§ Dataset excerpts
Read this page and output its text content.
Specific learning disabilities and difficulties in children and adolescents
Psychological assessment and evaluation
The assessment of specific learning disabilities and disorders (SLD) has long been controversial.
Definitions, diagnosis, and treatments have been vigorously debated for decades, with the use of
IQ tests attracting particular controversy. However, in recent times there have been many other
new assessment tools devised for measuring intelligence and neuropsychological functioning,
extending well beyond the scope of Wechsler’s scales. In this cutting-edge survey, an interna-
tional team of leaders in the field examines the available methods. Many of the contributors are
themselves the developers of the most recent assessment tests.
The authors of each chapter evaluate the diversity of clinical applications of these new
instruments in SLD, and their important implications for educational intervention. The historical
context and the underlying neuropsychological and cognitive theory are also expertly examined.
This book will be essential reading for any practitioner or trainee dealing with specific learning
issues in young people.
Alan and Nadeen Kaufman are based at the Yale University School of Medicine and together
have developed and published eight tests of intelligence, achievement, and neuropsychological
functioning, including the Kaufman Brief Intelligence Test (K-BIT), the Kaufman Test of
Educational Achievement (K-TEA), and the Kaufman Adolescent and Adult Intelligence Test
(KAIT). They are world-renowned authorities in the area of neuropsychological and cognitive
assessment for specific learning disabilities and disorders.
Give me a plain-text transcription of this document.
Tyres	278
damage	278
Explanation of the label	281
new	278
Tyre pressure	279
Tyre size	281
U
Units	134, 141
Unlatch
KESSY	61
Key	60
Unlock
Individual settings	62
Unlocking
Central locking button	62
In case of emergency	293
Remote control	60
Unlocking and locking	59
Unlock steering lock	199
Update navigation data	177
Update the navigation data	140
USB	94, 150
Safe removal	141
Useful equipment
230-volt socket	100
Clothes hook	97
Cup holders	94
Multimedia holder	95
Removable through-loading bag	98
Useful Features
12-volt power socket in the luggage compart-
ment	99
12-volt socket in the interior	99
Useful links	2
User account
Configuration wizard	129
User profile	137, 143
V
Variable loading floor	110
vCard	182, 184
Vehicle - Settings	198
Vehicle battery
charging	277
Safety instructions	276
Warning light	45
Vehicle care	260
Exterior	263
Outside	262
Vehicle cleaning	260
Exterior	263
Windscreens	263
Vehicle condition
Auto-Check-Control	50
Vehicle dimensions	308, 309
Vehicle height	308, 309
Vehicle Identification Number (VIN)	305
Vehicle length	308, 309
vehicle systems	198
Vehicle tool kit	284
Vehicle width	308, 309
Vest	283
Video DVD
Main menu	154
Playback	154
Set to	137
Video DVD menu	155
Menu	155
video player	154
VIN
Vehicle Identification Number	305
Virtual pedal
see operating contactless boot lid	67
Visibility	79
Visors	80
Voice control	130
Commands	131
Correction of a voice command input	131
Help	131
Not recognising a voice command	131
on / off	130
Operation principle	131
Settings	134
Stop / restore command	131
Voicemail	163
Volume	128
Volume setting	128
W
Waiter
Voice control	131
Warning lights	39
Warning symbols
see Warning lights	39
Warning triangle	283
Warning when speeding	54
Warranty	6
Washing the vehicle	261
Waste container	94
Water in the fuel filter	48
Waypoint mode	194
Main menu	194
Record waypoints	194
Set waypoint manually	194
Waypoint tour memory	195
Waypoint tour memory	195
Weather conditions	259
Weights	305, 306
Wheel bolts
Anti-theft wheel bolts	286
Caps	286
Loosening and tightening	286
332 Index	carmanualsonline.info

§ What to work on
Using the entries above, please restate each one word for word.

§ Task output
Read this page and output its text content.
Specific learning disabilities and difficulties in children and adolescents
Psychological assessment and evaluation
The assessment of specific learning disabilities and disorders (SLD) has long been controversial.
Definitions, diagnosis, and treatments have been vigorously debated for decades, with the use of
IQ tests attracting particular controversy. However, in recent times there have been many other
new assessment tools devised for measuring intelligence and neuropsychological functioning,
extending well beyond the scope of Wechsler’s scales. In this cutting-edge survey, an interna-
tional team of leaders in the field examines the available methods. Many of the contributors are
themselves the developers of the most recent assessment tests.
The authors of each chapter evaluate the diversity of clinical applications of these new
instruments in SLD, and their important implications for educational intervention. The historical
context and the underlying neuropsychological and cognitive theory are also expertly examined.
This book will be essential reading for any practitioner or trainee dealing with specific learning
issues in young people.
Alan and Nadeen Kaufman are based at the Yale University School of Medicine and together
have developed and published eight tests of intelligence, achievement, and neuropsychological
functioning, including the Kaufman Brief Intelligence Test (K-BIT), the Kaufman Test of
Educational Achievement (K-TEA), and the Kaufman Adolescent and Adult Intelligence Test
(KAIT). They are world-renowned authorities in the area of neuropsychological and cognitive
assessment for specific learning disabilities and disorders.
Give me a plain-text transcription of this document.
Tyres	278
damage	278
Explanation of the label	281
new	278
Tyre pressure	279
Tyre size	281
U
Units	134, 141
Unlatch
KESSY	61
Key	60
Unlock
Individual settings	62
Unlocking
Central locking button	62
In case of emergency	293
Remote control	60
Unlocking and locking	59
Unlock steering lock	199
Update navigation data	177
Update the navigation data	140
USB	94, 150
Safe removal	141
Useful equipment
230-volt socket	100
Clothes hook	97
Cup holders	94
Multimedia holder	95
Removable through-loading bag	98
Useful Features
12-volt power socket in the luggage compart-
ment	99
12-volt socket in the interior	99
Useful links	2
User account
Configuration wizard	129
User profile	137, 143
V
Variable loading floor	110
vCard	182, 184
Vehicle - Settings	198
Vehicle battery
charging	277
Safety instructions	276
Warning light	45
Vehicle care	260
Exterior	263
Outside	262
Vehicle cleaning	260
Exterior	263
Windscreens	263
Vehicle condition
Auto-Check-Control	50
Vehicle dimensions	308, 309
Vehicle height	308, 309
Vehicle Identification Number (VIN)	305
Vehicle length	308, 309
vehicle systems	198
Vehicle tool kit	284
Vehicle width	308, 309
Vest	283
Video DVD
Main menu	154
Playback	154
Set to	137
Video DVD menu	155
Menu	155
video player	154
VIN
Vehicle Identification Number	305
Virtual pedal
see operating contactless boot lid	67
Visibility	79
Visors	80
Voice control	130
Commands	131
Correction of a voice command input	131
Help	131
Not recognising a voice command	131
on / off	130
Operation principle	131
Settings	134
Stop / restore command	131
Voicemail	163
Volume	128
Volume setting	128
W
Waiter
Voice control	131
Warning lights	39
Warning symbols
see Warning lights	39
Warning triangle	283
Warning when speeding	54
Warranty	6
Washing the vehicle	261
Waste container	94
Water in the fuel filter	48
Waypoint mode	194
Main menu	194
Record waypoints	194
Set waypoint manually	194
Waypoint tour memory	195
Waypoint tour memory	195
Weather conditions	259
Weights	305, 306
Wheel bolts
Anti-theft wheel bolts	286
Caps	286
Loosening and tightening	286
332 Index	carmanualsonline.info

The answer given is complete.